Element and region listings
..............................

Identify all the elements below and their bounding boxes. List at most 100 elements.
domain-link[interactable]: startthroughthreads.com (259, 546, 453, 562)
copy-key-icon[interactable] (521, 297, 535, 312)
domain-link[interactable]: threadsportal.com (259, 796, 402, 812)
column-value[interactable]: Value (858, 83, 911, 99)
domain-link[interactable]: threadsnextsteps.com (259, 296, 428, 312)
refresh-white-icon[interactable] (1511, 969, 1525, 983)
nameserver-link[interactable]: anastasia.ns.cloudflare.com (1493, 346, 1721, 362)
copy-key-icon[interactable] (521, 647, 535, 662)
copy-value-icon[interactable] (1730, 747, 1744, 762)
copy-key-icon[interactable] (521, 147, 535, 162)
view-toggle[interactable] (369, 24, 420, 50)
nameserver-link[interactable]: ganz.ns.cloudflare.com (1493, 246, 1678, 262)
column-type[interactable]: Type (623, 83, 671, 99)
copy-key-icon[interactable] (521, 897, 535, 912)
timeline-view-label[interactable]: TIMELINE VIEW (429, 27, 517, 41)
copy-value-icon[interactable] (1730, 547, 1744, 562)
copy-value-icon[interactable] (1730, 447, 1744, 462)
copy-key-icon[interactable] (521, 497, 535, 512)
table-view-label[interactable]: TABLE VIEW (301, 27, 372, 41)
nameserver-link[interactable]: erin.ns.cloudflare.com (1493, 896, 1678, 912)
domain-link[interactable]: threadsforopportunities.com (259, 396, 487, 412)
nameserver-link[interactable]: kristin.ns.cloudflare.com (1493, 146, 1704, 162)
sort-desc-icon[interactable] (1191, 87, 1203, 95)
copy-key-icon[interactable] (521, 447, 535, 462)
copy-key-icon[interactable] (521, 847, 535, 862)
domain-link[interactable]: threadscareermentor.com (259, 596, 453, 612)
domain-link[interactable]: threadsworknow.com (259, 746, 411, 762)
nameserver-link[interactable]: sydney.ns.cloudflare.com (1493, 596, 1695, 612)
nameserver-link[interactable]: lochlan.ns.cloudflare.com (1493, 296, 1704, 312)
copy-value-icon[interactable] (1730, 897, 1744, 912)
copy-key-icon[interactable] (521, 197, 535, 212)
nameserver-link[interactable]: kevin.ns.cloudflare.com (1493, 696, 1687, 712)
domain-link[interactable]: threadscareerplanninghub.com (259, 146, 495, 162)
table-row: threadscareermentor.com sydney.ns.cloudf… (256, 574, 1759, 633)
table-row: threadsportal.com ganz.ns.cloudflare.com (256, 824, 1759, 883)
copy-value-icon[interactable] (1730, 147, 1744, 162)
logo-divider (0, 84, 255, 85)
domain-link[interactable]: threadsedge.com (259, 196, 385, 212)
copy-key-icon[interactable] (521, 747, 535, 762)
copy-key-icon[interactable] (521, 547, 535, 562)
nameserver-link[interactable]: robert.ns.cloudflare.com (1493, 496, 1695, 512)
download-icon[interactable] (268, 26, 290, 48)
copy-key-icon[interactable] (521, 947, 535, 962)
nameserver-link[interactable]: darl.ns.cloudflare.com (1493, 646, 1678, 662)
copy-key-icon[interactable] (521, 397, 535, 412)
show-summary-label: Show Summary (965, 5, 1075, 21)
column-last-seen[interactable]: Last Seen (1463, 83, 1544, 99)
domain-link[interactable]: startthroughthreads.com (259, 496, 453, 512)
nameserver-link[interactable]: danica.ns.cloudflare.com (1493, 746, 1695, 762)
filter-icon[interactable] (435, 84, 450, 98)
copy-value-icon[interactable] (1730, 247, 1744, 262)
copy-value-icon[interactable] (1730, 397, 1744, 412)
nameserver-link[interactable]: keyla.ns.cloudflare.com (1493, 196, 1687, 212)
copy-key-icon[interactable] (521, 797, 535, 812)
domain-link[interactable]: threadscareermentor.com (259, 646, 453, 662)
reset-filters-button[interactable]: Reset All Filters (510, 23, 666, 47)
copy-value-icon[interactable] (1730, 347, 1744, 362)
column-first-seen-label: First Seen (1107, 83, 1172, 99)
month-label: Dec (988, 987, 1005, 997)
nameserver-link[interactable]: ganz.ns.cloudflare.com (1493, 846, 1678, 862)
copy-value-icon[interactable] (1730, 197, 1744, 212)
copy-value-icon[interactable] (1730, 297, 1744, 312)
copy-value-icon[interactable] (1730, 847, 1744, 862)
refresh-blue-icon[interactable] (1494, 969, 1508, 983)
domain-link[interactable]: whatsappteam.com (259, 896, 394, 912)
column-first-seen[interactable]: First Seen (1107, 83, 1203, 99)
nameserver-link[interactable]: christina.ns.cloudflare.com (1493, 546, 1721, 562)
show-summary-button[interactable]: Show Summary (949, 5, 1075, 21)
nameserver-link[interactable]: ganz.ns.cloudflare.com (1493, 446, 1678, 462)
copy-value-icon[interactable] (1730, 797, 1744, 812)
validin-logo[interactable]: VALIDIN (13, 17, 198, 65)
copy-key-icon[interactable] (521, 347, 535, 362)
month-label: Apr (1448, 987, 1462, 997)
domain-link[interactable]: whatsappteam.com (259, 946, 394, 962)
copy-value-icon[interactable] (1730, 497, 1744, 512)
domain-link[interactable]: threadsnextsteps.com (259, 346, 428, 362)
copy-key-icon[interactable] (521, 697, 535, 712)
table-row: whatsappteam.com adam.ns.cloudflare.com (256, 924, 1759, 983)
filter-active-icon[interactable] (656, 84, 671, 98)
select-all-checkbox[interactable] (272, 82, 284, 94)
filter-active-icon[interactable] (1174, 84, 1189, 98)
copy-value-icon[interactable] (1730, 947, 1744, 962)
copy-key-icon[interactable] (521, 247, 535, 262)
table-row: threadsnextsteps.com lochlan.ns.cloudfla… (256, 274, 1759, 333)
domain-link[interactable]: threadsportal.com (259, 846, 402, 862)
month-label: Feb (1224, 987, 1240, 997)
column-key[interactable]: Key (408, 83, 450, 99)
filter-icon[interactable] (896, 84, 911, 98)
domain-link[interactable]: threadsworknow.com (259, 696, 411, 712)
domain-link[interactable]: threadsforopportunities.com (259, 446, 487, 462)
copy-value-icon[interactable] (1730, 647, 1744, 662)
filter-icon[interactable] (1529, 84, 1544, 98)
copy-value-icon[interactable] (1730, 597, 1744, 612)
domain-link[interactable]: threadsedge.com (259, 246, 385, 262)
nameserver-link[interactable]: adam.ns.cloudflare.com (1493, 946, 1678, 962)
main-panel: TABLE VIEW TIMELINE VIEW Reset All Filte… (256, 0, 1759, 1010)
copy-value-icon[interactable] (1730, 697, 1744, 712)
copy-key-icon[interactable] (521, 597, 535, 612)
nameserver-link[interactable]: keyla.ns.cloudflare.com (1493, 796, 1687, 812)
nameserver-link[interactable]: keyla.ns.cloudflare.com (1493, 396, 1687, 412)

..............................

In every one of the records, swap "nameserver-link" for "ns-link" and leave the rest untouched.

Answer to this task:
Identify all the elements below and their bounding boxes. List at most 100 elements.
domain-link[interactable]: startthroughthreads.com (259, 546, 453, 562)
copy-key-icon[interactable] (521, 297, 535, 312)
domain-link[interactable]: threadsportal.com (259, 796, 402, 812)
column-value[interactable]: Value (858, 83, 911, 99)
domain-link[interactable]: threadsnextsteps.com (259, 296, 428, 312)
refresh-white-icon[interactable] (1511, 969, 1525, 983)
ns-link[interactable]: anastasia.ns.cloudflare.com (1493, 346, 1721, 362)
copy-key-icon[interactable] (521, 647, 535, 662)
copy-value-icon[interactable] (1730, 747, 1744, 762)
copy-key-icon[interactable] (521, 147, 535, 162)
view-toggle[interactable] (369, 24, 420, 50)
ns-link[interactable]: ganz.ns.cloudflare.com (1493, 246, 1678, 262)
column-type[interactable]: Type (623, 83, 671, 99)
copy-key-icon[interactable] (521, 897, 535, 912)
timeline-view-label[interactable]: TIMELINE VIEW (429, 27, 517, 41)
copy-value-icon[interactable] (1730, 547, 1744, 562)
copy-value-icon[interactable] (1730, 447, 1744, 462)
copy-key-icon[interactable] (521, 497, 535, 512)
table-view-label[interactable]: TABLE VIEW (301, 27, 372, 41)
ns-link[interactable]: erin.ns.cloudflare.com (1493, 896, 1678, 912)
domain-link[interactable]: threadsforopportunities.com (259, 396, 487, 412)
ns-link[interactable]: kristin.ns.cloudflare.com (1493, 146, 1704, 162)
sort-desc-icon[interactable] (1191, 87, 1203, 95)
copy-key-icon[interactable] (521, 447, 535, 462)
copy-key-icon[interactable] (521, 847, 535, 862)
domain-link[interactable]: threadscareermentor.com (259, 596, 453, 612)
domain-link[interactable]: threadsworknow.com (259, 746, 411, 762)
ns-link[interactable]: sydney.ns.cloudflare.com (1493, 596, 1695, 612)
ns-link[interactable]: lochlan.ns.cloudflare.com (1493, 296, 1704, 312)
copy-value-icon[interactable] (1730, 897, 1744, 912)
copy-key-icon[interactable] (521, 197, 535, 212)
ns-link[interactable]: kevin.ns.cloudflare.com (1493, 696, 1687, 712)
domain-link[interactable]: threadscareerplanninghub.com (259, 146, 495, 162)
table-row: threadscareermentor.com sydney.ns.cloudf… (256, 574, 1759, 633)
table-row: threadsportal.com ganz.ns.cloudflare.com (256, 824, 1759, 883)
copy-value-icon[interactable] (1730, 147, 1744, 162)
logo-divider (0, 84, 255, 85)
domain-link[interactable]: threadsedge.com (259, 196, 385, 212)
copy-key-icon[interactable] (521, 747, 535, 762)
copy-key-icon[interactable] (521, 547, 535, 562)
ns-link[interactable]: robert.ns.cloudflare.com (1493, 496, 1695, 512)
download-icon[interactable] (268, 26, 290, 48)
copy-key-icon[interactable] (521, 947, 535, 962)
ns-link[interactable]: darl.ns.cloudflare.com (1493, 646, 1678, 662)
copy-key-icon[interactable] (521, 397, 535, 412)
show-summary-label: Show Summary (965, 5, 1075, 21)
column-last-seen[interactable]: Last Seen (1463, 83, 1544, 99)
domain-link[interactable]: startthroughthreads.com (259, 496, 453, 512)
ns-link[interactable]: danica.ns.cloudflare.com (1493, 746, 1695, 762)
filter-icon[interactable] (435, 84, 450, 98)
copy-value-icon[interactable] (1730, 247, 1744, 262)
copy-value-icon[interactable] (1730, 397, 1744, 412)
ns-link[interactable]: keyla.ns.cloudflare.com (1493, 196, 1687, 212)
copy-key-icon[interactable] (521, 797, 535, 812)
domain-link[interactable]: threadscareermentor.com (259, 646, 453, 662)
reset-filters-button[interactable]: Reset All Filters (510, 23, 666, 47)
copy-value-icon[interactable] (1730, 347, 1744, 362)
column-first-seen-label: First Seen (1107, 83, 1172, 99)
month-label: Dec (988, 987, 1005, 997)
ns-link[interactable]: ganz.ns.cloudflare.com (1493, 846, 1678, 862)
copy-value-icon[interactable] (1730, 197, 1744, 212)
copy-value-icon[interactable] (1730, 297, 1744, 312)
copy-value-icon[interactable] (1730, 847, 1744, 862)
refresh-blue-icon[interactable] (1494, 969, 1508, 983)
domain-link[interactable]: whatsappteam.com (259, 896, 394, 912)
column-first-seen[interactable]: First Seen (1107, 83, 1203, 99)
ns-link[interactable]: christina.ns.cloudflare.com (1493, 546, 1721, 562)
show-summary-button[interactable]: Show Summary (949, 5, 1075, 21)
ns-link[interactable]: ganz.ns.cloudflare.com (1493, 446, 1678, 462)
copy-value-icon[interactable] (1730, 797, 1744, 812)
validin-logo[interactable]: VALIDIN (13, 17, 198, 65)
copy-key-icon[interactable] (521, 347, 535, 362)
month-label: Apr (1448, 987, 1462, 997)
domain-link[interactable]: whatsappteam.com (259, 946, 394, 962)
copy-value-icon[interactable] (1730, 497, 1744, 512)
domain-link[interactable]: threadsnextsteps.com (259, 346, 428, 362)
copy-key-icon[interactable] (521, 697, 535, 712)
table-row: whatsappteam.com adam.ns.cloudflare.com (256, 924, 1759, 983)
filter-active-icon[interactable] (656, 84, 671, 98)
select-all-checkbox[interactable] (272, 82, 284, 94)
filter-active-icon[interactable] (1174, 84, 1189, 98)
copy-value-icon[interactable] (1730, 947, 1744, 962)
copy-key-icon[interactable] (521, 247, 535, 262)
table-row: threadsnextsteps.com lochlan.ns.cloudfla… (256, 274, 1759, 333)
domain-link[interactable]: threadsportal.com (259, 846, 402, 862)
month-label: Feb (1224, 987, 1240, 997)
column-key[interactable]: Key (408, 83, 450, 99)
filter-icon[interactable] (896, 84, 911, 98)
domain-link[interactable]: threadsworknow.com (259, 696, 411, 712)
domain-link[interactable]: threadsforopportunities.com (259, 446, 487, 462)
copy-value-icon[interactable] (1730, 647, 1744, 662)
filter-icon[interactable] (1529, 84, 1544, 98)
copy-value-icon[interactable] (1730, 597, 1744, 612)
domain-link[interactable]: threadsedge.com (259, 246, 385, 262)
ns-link[interactable]: adam.ns.cloudflare.com (1493, 946, 1678, 962)
main-panel: TABLE VIEW TIMELINE VIEW Reset All Filte… (256, 0, 1759, 1010)
copy-value-icon[interactable] (1730, 697, 1744, 712)
copy-key-icon[interactable] (521, 597, 535, 612)
ns-link[interactable]: keyla.ns.cloudflare.com (1493, 796, 1687, 812)
ns-link[interactable]: keyla.ns.cloudflare.com (1493, 396, 1687, 412)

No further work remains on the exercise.